- **TASK**: A single number is the answer here: how many lines of the entries contain "between"?

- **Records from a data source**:
=====
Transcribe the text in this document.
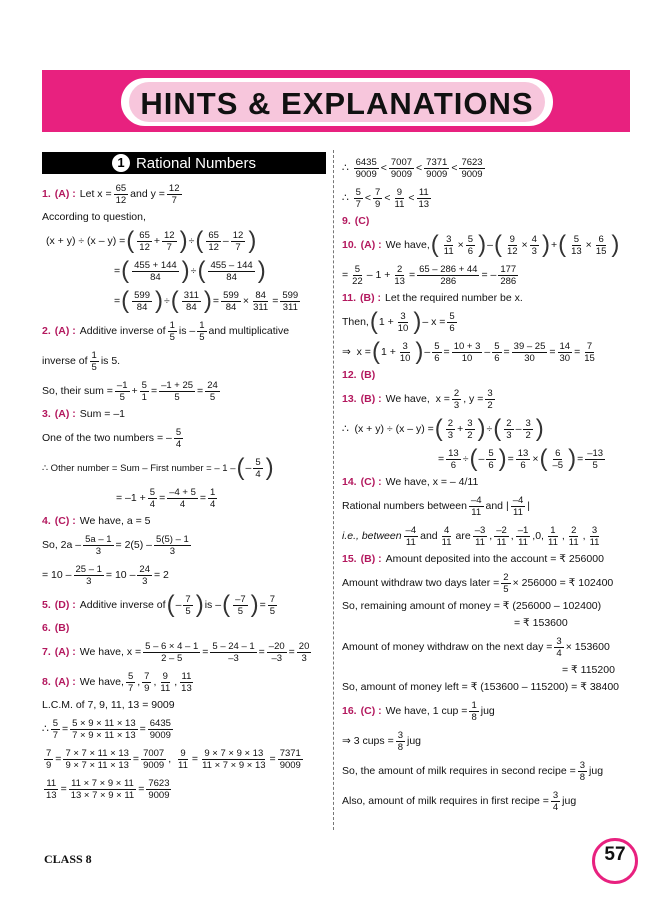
HINTS & EXPLANATIONS
1 Rational Numbers
1. (A) : Let $x = \frac{65}{12}$ and $y = \frac{12}{7}$
According to question,
(x + y) ÷ (x – y) = ( $\frac{65}{12} + \frac{12}{7}$ ) ÷ ( $\frac{65}{12} - \frac{12}{7}$ )
= ( $\frac{455 + 144}{84}$ ) ÷ ( $\frac{455 - 144}{84}$ )
= ( $\frac{599}{84}$ ) ÷ ( $\frac{311}{84}$ ) = $\frac{599}{84} \times \frac{84}{311} = \frac{599}{311}$
2. (A) : Additive inverse of $\frac{1}{5}$ is – $\frac{1}{5}$ and multiplicative
inverse of $\frac{1}{5}$ is 5.
So, their sum = $\frac{-1}{5} + \frac{5}{1} = \frac{-1 + 25}{5} = \frac{24}{5}$
3. (A) : Sum = –1
One of the two numbers = – $\frac{5}{4}$
∴ Other number = Sum – First number = – 1 – ( – $\frac{5}{4}$ )
= $-1 + \frac{5}{4} = \frac{-4 + 5}{4} = \frac{1}{4}$
4. (C) : We have, a = 5
So, $2a - \frac{5a - 1}{3} = 2(5) - \frac{5(5) - 1}{3}$
= $10 - \frac{25 - 1}{3} = 10 - \frac{24}{3} = 2$
5. (D) : Additive inverse of ( – $\frac{7}{5}$ ) is – ( $\frac{-7}{5}$ ) = $\frac{7}{5}$
6. (B)
7. (A) : We have, $x = \frac{5 - 6 \times 4 - 1}{2 - 5} = \frac{5 - 24 - 1}{-3} = \frac{-20}{-3} = \frac{20}{3}$
8. (A) : We have, $\frac{5}{7}$ , $\frac{7}{9}$ , $\frac{9}{11}$ , $\frac{11}{13}$
L.C.M. of 7, 9, 11, 13 = 9009
∴ $\frac{5}{7} = \frac{5 \times 9 \times 11 \times 13}{7 \times 9 \times 11 \times 13} = \frac{6435}{9009}$
$\frac{7}{9} = \frac{7 \times 7 \times 11 \times 13}{9 \times 7 \times 11 \times 13} = \frac{7007}{9009}$ , $\frac{9}{11} = \frac{9 \times 7 \times 9 \times 13}{11 \times 7 \times 9 \times 13} = \frac{7371}{9009}$
$\frac{11}{13} = \frac{11 \times 7 \times 9 \times 11}{13 \times 7 \times 9 \times 11} = \frac{7623}{9009}$
∴ $\frac{6435}{9009} < \frac{7007}{9009} < \frac{7371}{9009} < \frac{7623}{9009}$
∴ $\frac{5}{7} < \frac{7}{9} < \frac{9}{11} < \frac{11}{13}$
9. (C)
10. (A) : We have, ( $\frac{3}{11} \times \frac{5}{6}$ ) – ( $\frac{9}{12} \times \frac{4}{3}$ ) + ( $\frac{5}{13} \times \frac{6}{15}$ )
= $\frac{5}{22} - 1 + \frac{2}{13} = \frac{65 - 286 + 44}{286}$ = – $\frac{177}{286}$
11. (B) : Let the required number be x.
Then, ( $1 + \frac{3}{10}$ ) – $x = \frac{5}{6}$
⇒  x = ( $1 + \frac{3}{10}$ ) – $\frac{5}{6} = \frac{10 + 3}{10} - \frac{5}{6} = \frac{39 - 25}{30} = \frac{14}{30} = \frac{7}{15}$
12. (B)
13. (B) : We have, $x = \frac{2}{3}$ , $y = \frac{3}{2}$
∴  (x + y) ÷ (x – y) = ( $\frac{2}{3} + \frac{3}{2}$ ) ÷ ( $\frac{2}{3} - \frac{3}{2}$ )
= $\frac{13}{6}$ ÷ ( – $\frac{5}{6}$ ) = $\frac{13}{6}$ × ( $\frac{6}{-5}$ ) = $\frac{-13}{5}$
14. (C) : We have, x = – 4/11
Rational numbers between $\frac{-4}{11}$ and | $\frac{-4}{11}$ |
i.e., between $\frac{-4}{11}$ and $\frac{4}{11}$ are $\frac{-3}{11}$ , $\frac{-2}{11}$ , $\frac{-1}{11} ,0$, $\frac{1}{11}$ , $\frac{2}{11}$ , $\frac{3}{11}$
15. (B) : Amount deposited into the account = ₹ 256000
Amount withdraw two days later = $\frac{2}{5} \times 256000$ = ₹ 102400
So, remaining amount of money = ₹ (256000 – 102400)
= ₹ 153600
Amount of money withdraw on the next day = $\frac{3}{4} \times 153600$
= ₹ 115200
So, amount of money left = ₹ (153600 – 115200) = ₹ 38400
16. (C) : We have, 1 cup = $\frac{1}{8}$ jug
⇒ 3 cups = $\frac{3}{8}$ jug
So, the amount of milk requires in second recipe = $\frac{3}{8}$ jug
Also, amount of milk requires in first recipe = $\frac{3}{4}$ jug
CLASS 8	57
=====
- **RESULT FOR THIS EXERCISE**: 2